Reproduce exactly the span of lines beginning at the one with "Give me the" and ending at the last line of the data below, omitting pictures.

[Stored data]

[start]

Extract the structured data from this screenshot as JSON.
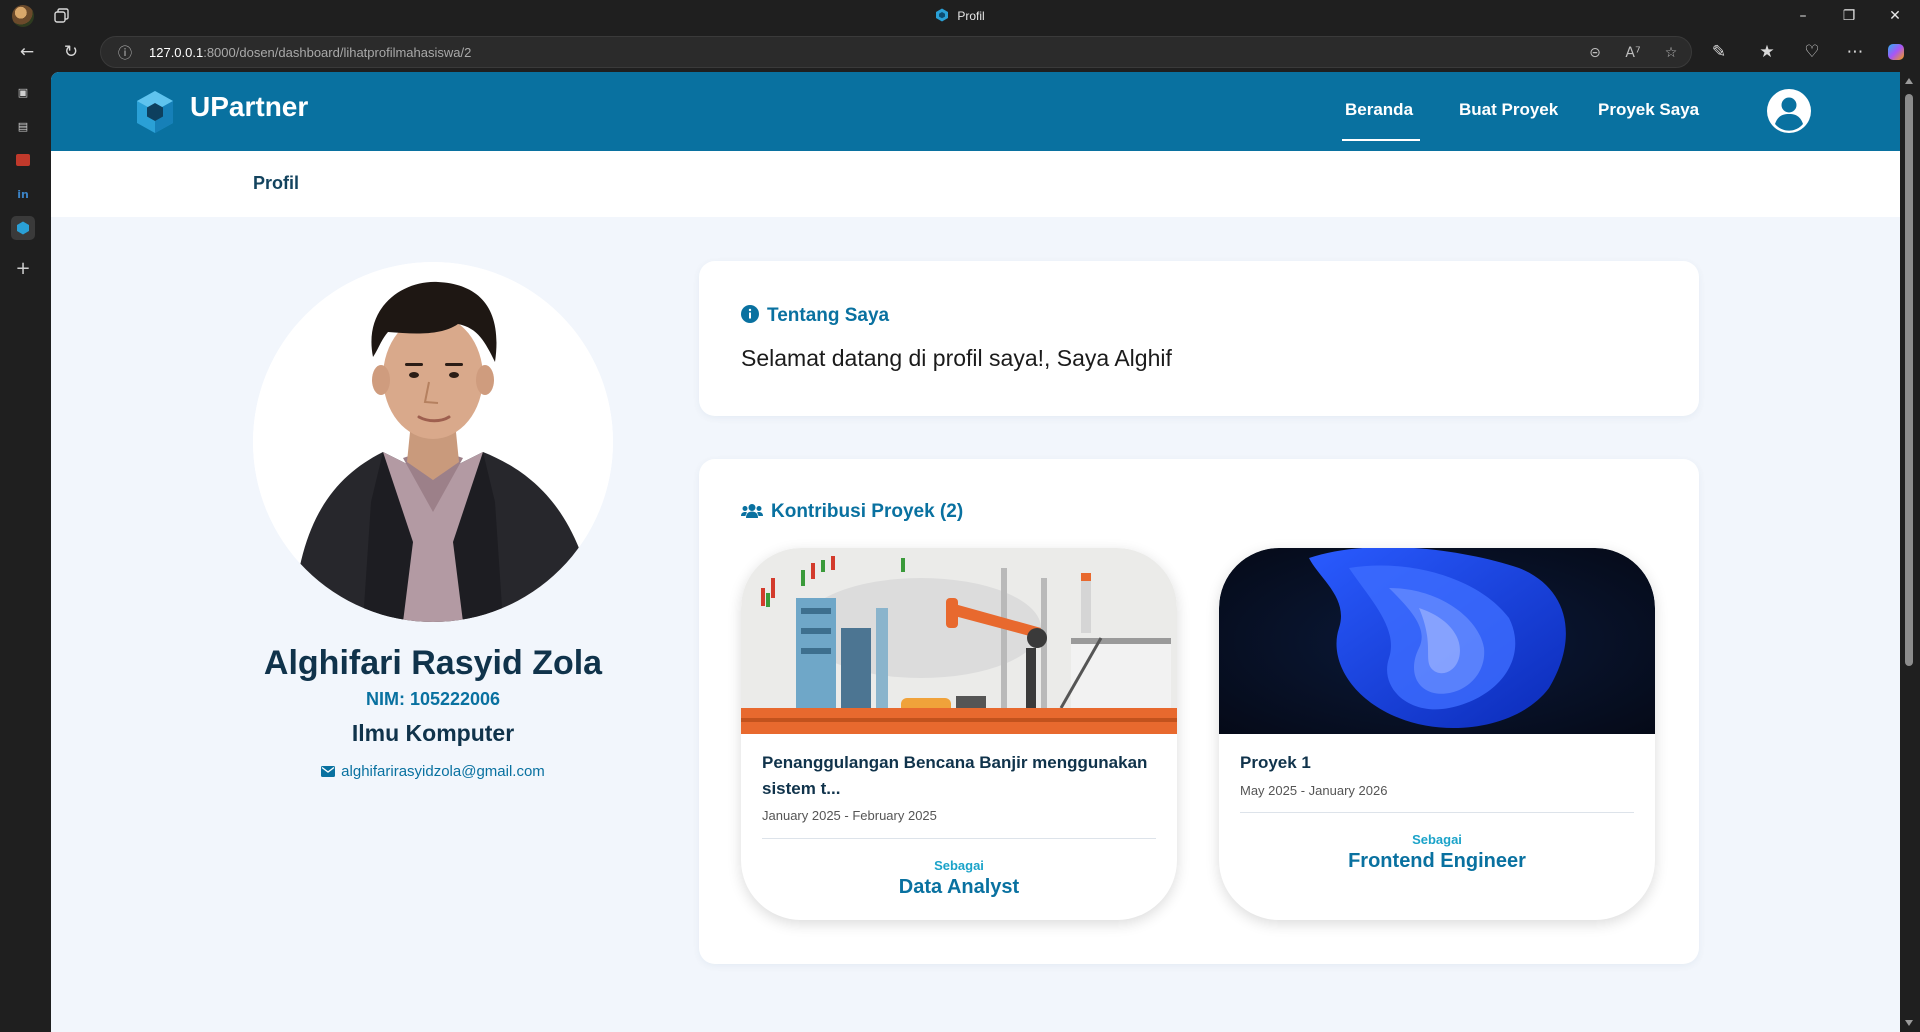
{
  "browser": {
    "tab_title": "Profil",
    "url_host": "127.0.0.1",
    "url_path": ":8000/dosen/dashboard/lihatprofilmahasiswa/2"
  },
  "sidebar_icons": [
    "tabs-icon",
    "collections-icon",
    "app-icon",
    "linkedin-icon",
    "upartner-icon",
    "add-icon"
  ],
  "site": {
    "brand": "UPartner",
    "nav": [
      {
        "label": "Beranda",
        "active": true
      },
      {
        "label": "Buat Proyek",
        "active": false
      },
      {
        "label": "Proyek Saya",
        "active": false
      }
    ],
    "page_title": "Profil",
    "colors": {
      "primary": "#0971a0",
      "dark": "#10334b",
      "accent": "#1ba3c9",
      "background": "#f2f6fc"
    }
  },
  "profile": {
    "name": "Alghifari Rasyid Zola",
    "nim": "NIM: 105222006",
    "major": "Ilmu Komputer",
    "email": "alghifarirasyidzola@gmail.com"
  },
  "about": {
    "heading": "Tentang Saya",
    "text": "Selamat datang di profil saya!, Saya Alghif"
  },
  "projects": {
    "heading": "Kontribusi Proyek (2)",
    "items": [
      {
        "title": "Penanggulangan Bencana Banjir menggunakan sistem t...",
        "date": "January 2025 - February 2025",
        "as_label": "Sebagai",
        "role": "Data Analyst"
      },
      {
        "title": "Proyek 1",
        "date": "May 2025 - January 2026",
        "as_label": "Sebagai",
        "role": "Frontend Engineer"
      }
    ]
  }
}
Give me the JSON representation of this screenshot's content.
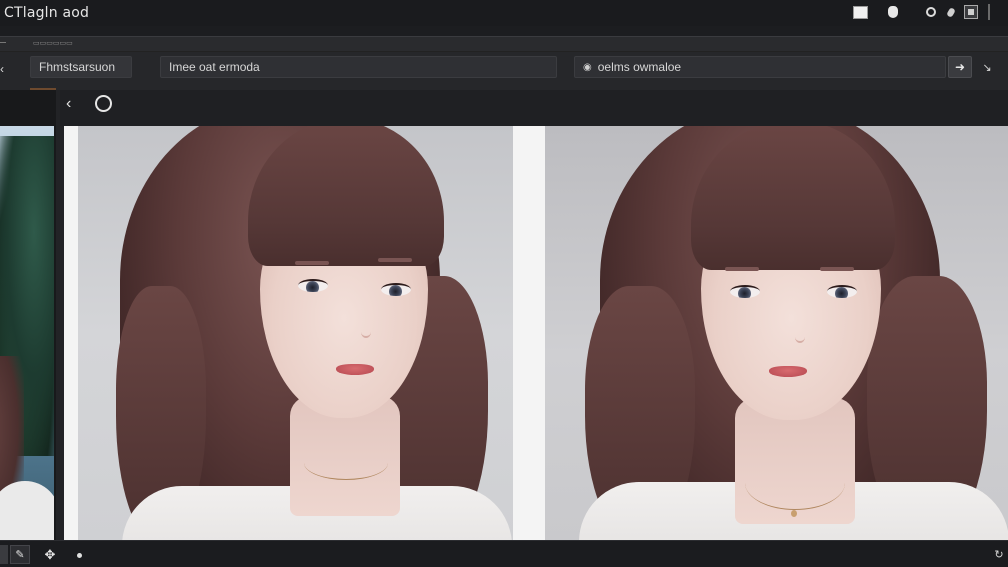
{
  "window": {
    "title": "CTlagln aod"
  },
  "strip": {
    "label": "▭▭▭▭▭▭"
  },
  "toolbar": {
    "field1": "Fhmstsarsuon",
    "field2": "Imee oat ermoda",
    "field3_prefix": "◉",
    "field3": "oelms owmaloe",
    "btn_right_glyph": "➜",
    "btn_plain_glyph": "↘"
  },
  "viewer": {
    "back_glyph": "‹"
  },
  "bottombar": {
    "pencil_glyph": "✎",
    "move_glyph": "✥",
    "rotate_glyph": "↻"
  },
  "colors": {
    "background": "#1c1d20",
    "toolbar": "#26272a",
    "accent": "#6e4a2e"
  },
  "icons": {
    "titlebar": [
      "white-square-icon",
      "shield-icon",
      "ring-icon",
      "dot-icon",
      "box-icon"
    ],
    "viewer": [
      "back-icon",
      "circle-icon"
    ],
    "bottom": [
      "pencil-icon",
      "move-icon",
      "dot-icon",
      "rotate-icon"
    ]
  }
}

[end]

Solved exercise:
Give me the JSON representation of this screenshot's content.
{
  "window": {
    "title": "CTlagln aod"
  },
  "strip": {
    "label": "▭▭▭▭▭▭"
  },
  "toolbar": {
    "field1": "Fhmstsarsuon",
    "field2": "Imee oat ermoda",
    "field3_prefix": "◉",
    "field3": "oelms owmaloe",
    "btn_right_glyph": "➜",
    "btn_plain_glyph": "↘"
  },
  "viewer": {
    "back_glyph": "‹"
  },
  "bottombar": {
    "pencil_glyph": "✎",
    "move_glyph": "✥",
    "rotate_glyph": "↻"
  },
  "colors": {
    "background": "#1c1d20",
    "toolbar": "#26272a",
    "accent": "#6e4a2e"
  },
  "icons": {
    "titlebar": [
      "white-square-icon",
      "shield-icon",
      "ring-icon",
      "dot-icon",
      "box-icon"
    ],
    "viewer": [
      "back-icon",
      "circle-icon"
    ],
    "bottom": [
      "pencil-icon",
      "move-icon",
      "dot-icon",
      "rotate-icon"
    ]
  }
}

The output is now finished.